• _Task directions_:
Please restate the following records word for word.
— Start —
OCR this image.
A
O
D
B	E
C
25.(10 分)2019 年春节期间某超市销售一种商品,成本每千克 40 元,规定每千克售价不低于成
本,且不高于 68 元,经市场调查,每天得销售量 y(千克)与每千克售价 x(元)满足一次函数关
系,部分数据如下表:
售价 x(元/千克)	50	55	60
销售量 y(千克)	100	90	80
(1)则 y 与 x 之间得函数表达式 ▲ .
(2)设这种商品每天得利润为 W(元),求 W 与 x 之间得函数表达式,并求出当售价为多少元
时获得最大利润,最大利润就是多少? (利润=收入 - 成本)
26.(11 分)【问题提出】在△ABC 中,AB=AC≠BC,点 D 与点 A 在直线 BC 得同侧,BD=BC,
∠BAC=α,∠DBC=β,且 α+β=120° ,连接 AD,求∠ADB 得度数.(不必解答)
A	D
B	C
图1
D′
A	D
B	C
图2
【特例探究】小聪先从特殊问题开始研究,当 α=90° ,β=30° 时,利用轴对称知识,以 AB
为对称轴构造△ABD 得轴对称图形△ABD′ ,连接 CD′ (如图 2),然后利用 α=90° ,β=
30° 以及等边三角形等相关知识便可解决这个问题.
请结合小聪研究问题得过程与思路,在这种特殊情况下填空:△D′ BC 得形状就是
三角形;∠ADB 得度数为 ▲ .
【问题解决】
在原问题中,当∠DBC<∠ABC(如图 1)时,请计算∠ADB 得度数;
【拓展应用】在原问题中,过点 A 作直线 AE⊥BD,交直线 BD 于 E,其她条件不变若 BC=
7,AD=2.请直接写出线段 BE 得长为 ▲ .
— End —
• _Answer to this exercise_:
OCR this image.
A
O
D
B	E
C
25.(10 分)2019 年春节期间某超市销售一种商品,成本每千克 40 元,规定每千克售价不低于成
本,且不高于 68 元,经市场调查,每天得销售量 y(千克)与每千克售价 x(元)满足一次函数关
系,部分数据如下表:
售价 x(元/千克)	50	55	60
销售量 y(千克)	100	90	80
(1)则 y 与 x 之间得函数表达式 ▲ .
(2)设这种商品每天得利润为 W(元),求 W 与 x 之间得函数表达式,并求出当售价为多少元
时获得最大利润,最大利润就是多少? (利润=收入 - 成本)
26.(11 分)【问题提出】在△ABC 中,AB=AC≠BC,点 D 与点 A 在直线 BC 得同侧,BD=BC,
∠BAC=α,∠DBC=β,且 α+β=120° ,连接 AD,求∠ADB 得度数.(不必解答)
A	D
B	C
图1
D′
A	D
B	C
图2
【特例探究】小聪先从特殊问题开始研究,当 α=90° ,β=30° 时,利用轴对称知识,以 AB
为对称轴构造△ABD 得轴对称图形△ABD′ ,连接 CD′ (如图 2),然后利用 α=90° ,β=
30° 以及等边三角形等相关知识便可解决这个问题.
请结合小聪研究问题得过程与思路,在这种特殊情况下填空:△D′ BC 得形状就是
三角形;∠ADB 得度数为 ▲ .
【问题解决】
在原问题中,当∠DBC<∠ABC(如图 1)时,请计算∠ADB 得度数;
【拓展应用】在原问题中,过点 A 作直线 AE⊥BD,交直线 BD 于 E,其她条件不变若 BC=
7,AD=2.请直接写出线段 BE 得长为 ▲ .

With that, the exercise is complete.